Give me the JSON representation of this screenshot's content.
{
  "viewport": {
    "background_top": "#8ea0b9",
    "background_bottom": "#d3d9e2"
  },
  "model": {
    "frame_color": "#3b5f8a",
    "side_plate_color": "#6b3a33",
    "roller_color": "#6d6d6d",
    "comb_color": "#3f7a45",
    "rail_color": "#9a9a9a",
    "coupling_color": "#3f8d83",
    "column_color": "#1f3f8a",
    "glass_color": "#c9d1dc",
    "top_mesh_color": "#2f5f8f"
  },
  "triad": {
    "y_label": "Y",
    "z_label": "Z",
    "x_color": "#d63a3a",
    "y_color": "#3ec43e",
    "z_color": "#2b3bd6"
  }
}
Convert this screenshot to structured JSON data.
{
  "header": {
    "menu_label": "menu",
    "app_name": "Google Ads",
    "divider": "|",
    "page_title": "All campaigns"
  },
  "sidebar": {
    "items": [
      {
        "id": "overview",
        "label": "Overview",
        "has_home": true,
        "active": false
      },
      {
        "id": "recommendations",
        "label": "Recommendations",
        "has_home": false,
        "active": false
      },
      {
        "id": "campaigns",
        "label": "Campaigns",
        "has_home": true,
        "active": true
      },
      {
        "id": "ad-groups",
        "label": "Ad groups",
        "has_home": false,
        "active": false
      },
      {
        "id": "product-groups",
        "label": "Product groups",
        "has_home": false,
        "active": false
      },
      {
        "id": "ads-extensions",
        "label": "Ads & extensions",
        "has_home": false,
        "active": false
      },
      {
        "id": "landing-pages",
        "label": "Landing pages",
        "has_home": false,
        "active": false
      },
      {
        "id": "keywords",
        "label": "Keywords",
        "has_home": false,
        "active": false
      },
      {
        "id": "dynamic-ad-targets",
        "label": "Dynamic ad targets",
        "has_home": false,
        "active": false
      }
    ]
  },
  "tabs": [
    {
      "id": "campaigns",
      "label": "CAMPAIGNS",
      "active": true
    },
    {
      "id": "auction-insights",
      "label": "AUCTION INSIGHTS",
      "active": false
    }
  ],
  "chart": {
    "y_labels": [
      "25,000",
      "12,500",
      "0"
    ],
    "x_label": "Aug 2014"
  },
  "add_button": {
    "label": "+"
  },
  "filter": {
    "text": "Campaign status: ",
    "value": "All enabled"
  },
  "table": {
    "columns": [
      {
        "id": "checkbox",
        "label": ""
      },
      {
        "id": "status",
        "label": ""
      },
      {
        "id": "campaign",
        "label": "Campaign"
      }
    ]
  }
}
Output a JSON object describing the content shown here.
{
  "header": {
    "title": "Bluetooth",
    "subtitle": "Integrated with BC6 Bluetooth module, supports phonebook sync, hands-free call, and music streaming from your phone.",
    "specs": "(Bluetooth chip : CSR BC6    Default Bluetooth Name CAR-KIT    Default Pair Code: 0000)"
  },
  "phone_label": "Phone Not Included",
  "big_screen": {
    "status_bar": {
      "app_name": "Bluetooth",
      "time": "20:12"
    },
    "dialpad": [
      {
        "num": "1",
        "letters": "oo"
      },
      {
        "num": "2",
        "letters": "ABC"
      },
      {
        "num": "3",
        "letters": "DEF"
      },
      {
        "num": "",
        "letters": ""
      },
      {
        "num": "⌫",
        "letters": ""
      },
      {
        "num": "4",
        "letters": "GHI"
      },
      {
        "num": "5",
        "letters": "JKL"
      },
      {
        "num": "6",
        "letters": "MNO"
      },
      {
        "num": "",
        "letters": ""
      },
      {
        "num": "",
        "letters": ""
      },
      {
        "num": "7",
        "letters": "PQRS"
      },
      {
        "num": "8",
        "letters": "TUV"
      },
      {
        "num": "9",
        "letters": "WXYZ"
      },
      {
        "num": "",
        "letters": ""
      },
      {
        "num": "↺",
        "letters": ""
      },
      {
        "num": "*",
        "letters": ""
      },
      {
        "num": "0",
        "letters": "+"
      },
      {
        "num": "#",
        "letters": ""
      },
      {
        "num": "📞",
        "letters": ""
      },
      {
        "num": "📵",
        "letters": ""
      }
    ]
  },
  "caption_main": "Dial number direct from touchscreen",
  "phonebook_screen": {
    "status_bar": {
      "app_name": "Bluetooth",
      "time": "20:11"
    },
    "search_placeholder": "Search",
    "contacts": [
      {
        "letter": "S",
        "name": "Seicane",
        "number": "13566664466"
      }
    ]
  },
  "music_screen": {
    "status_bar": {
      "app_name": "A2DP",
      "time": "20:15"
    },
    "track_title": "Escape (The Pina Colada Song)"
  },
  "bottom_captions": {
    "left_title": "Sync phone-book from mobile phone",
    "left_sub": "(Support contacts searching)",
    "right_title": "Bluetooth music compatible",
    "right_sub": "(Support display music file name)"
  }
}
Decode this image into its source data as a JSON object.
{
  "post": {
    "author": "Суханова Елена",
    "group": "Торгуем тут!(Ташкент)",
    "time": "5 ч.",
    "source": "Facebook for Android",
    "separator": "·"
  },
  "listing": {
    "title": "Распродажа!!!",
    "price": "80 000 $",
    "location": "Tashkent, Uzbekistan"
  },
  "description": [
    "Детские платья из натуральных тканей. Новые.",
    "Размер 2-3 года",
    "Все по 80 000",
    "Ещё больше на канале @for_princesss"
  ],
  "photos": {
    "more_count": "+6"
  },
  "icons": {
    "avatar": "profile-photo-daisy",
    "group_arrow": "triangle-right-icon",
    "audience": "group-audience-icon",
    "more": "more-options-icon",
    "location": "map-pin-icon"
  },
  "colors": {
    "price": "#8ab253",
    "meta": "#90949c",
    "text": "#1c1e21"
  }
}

STATED GOAL: Nothing should be left out: repeat all of the data exactly.

THE REPLY:
Give me the JSON representation of this screenshot's content.
{
  "viewport": {
    "background_top": "#8ea0b9",
    "background_bottom": "#d3d9e2"
  },
  "model": {
    "frame_color": "#3b5f8a",
    "side_plate_color": "#6b3a33",
    "roller_color": "#6d6d6d",
    "comb_color": "#3f7a45",
    "rail_color": "#9a9a9a",
    "coupling_color": "#3f8d83",
    "column_color": "#1f3f8a",
    "glass_color": "#c9d1dc",
    "top_mesh_color": "#2f5f8f"
  },
  "triad": {
    "y_label": "Y",
    "z_label": "Z",
    "x_color": "#d63a3a",
    "y_color": "#3ec43e",
    "z_color": "#2b3bd6"
  }
}
Convert this screenshot to structured JSON data.
{
  "header": {
    "menu_label": "menu",
    "app_name": "Google Ads",
    "divider": "|",
    "page_title": "All campaigns"
  },
  "sidebar": {
    "items": [
      {
        "id": "overview",
        "label": "Overview",
        "has_home": true,
        "active": false
      },
      {
        "id": "recommendations",
        "label": "Recommendations",
        "has_home": false,
        "active": false
      },
      {
        "id": "campaigns",
        "label": "Campaigns",
        "has_home": true,
        "active": true
      },
      {
        "id": "ad-groups",
        "label": "Ad groups",
        "has_home": false,
        "active": false
      },
      {
        "id": "product-groups",
        "label": "Product groups",
        "has_home": false,
        "active": false
      },
      {
        "id": "ads-extensions",
        "label": "Ads & extensions",
        "has_home": false,
        "active": false
      },
      {
        "id": "landing-pages",
        "label": "Landing pages",
        "has_home": false,
        "active": false
      },
      {
        "id": "keywords",
        "label": "Keywords",
        "has_home": false,
        "active": false
      },
      {
        "id": "dynamic-ad-targets",
        "label": "Dynamic ad targets",
        "has_home": false,
        "active": false
      }
    ]
  },
  "tabs": [
    {
      "id": "campaigns",
      "label": "CAMPAIGNS",
      "active": true
    },
    {
      "id": "auction-insights",
      "label": "AUCTION INSIGHTS",
      "active": false
    }
  ],
  "chart": {
    "y_labels": [
      "25,000",
      "12,500",
      "0"
    ],
    "x_label": "Aug 2014"
  },
  "add_button": {
    "label": "+"
  },
  "filter": {
    "text": "Campaign status: ",
    "value": "All enabled"
  },
  "table": {
    "columns": [
      {
        "id": "checkbox",
        "label": ""
      },
      {
        "id": "status",
        "label": ""
      },
      {
        "id": "campaign",
        "label": "Campaign"
      }
    ]
  }
}
Output a JSON object describing the content shown here.
{
  "header": {
    "title": "Bluetooth",
    "subtitle": "Integrated with BC6 Bluetooth module, supports phonebook sync, hands-free call, and music streaming from your phone.",
    "specs": "(Bluetooth chip : CSR BC6    Default Bluetooth Name CAR-KIT    Default Pair Code: 0000)"
  },
  "phone_label": "Phone Not Included",
  "big_screen": {
    "status_bar": {
      "app_name": "Bluetooth",
      "time": "20:12"
    },
    "dialpad": [
      {
        "num": "1",
        "letters": "oo"
      },
      {
        "num": "2",
        "letters": "ABC"
      },
      {
        "num": "3",
        "letters": "DEF"
      },
      {
        "num": "",
        "letters": ""
      },
      {
        "num": "⌫",
        "letters": ""
      },
      {
        "num": "4",
        "letters": "GHI"
      },
      {
        "num": "5",
        "letters": "JKL"
      },
      {
        "num": "6",
        "letters": "MNO"
      },
      {
        "num": "",
        "letters": ""
      },
      {
        "num": "",
        "letters": ""
      },
      {
        "num": "7",
        "letters": "PQRS"
      },
      {
        "num": "8",
        "letters": "TUV"
      },
      {
        "num": "9",
        "letters": "WXYZ"
      },
      {
        "num": "",
        "letters": ""
      },
      {
        "num": "↺",
        "letters": ""
      },
      {
        "num": "*",
        "letters": ""
      },
      {
        "num": "0",
        "letters": "+"
      },
      {
        "num": "#",
        "letters": ""
      },
      {
        "num": "📞",
        "letters": ""
      },
      {
        "num": "📵",
        "letters": ""
      }
    ]
  },
  "caption_main": "Dial number direct from touchscreen",
  "phonebook_screen": {
    "status_bar": {
      "app_name": "Bluetooth",
      "time": "20:11"
    },
    "search_placeholder": "Search",
    "contacts": [
      {
        "letter": "S",
        "name": "Seicane",
        "number": "13566664466"
      }
    ]
  },
  "music_screen": {
    "status_bar": {
      "app_name": "A2DP",
      "time": "20:15"
    },
    "track_title": "Escape (The Pina Colada Song)"
  },
  "bottom_captions": {
    "left_title": "Sync phone-book from mobile phone",
    "left_sub": "(Support contacts searching)",
    "right_title": "Bluetooth music compatible",
    "right_sub": "(Support display music file name)"
  }
}
Decode this image into its source data as a JSON object.
{
  "post": {
    "author": "Суханова Елена",
    "group": "Торгуем тут!(Ташкент)",
    "time": "5 ч.",
    "source": "Facebook for Android",
    "separator": "·"
  },
  "listing": {
    "title": "Распродажа!!!",
    "price": "80 000 $",
    "location": "Tashkent, Uzbekistan"
  },
  "description": [
    "Детские платья из натуральных тканей. Новые.",
    "Размер 2-3 года",
    "Все по 80 000",
    "Ещё больше на канале @for_princesss"
  ],
  "photos": {
    "more_count": "+6"
  },
  "icons": {
    "avatar": "profile-photo-daisy",
    "group_arrow": "triangle-right-icon",
    "audience": "group-audience-icon",
    "more": "more-options-icon",
    "location": "map-pin-icon"
  },
  "colors": {
    "price": "#8ab253",
    "meta": "#90949c",
    "text": "#1c1e21"
  }
}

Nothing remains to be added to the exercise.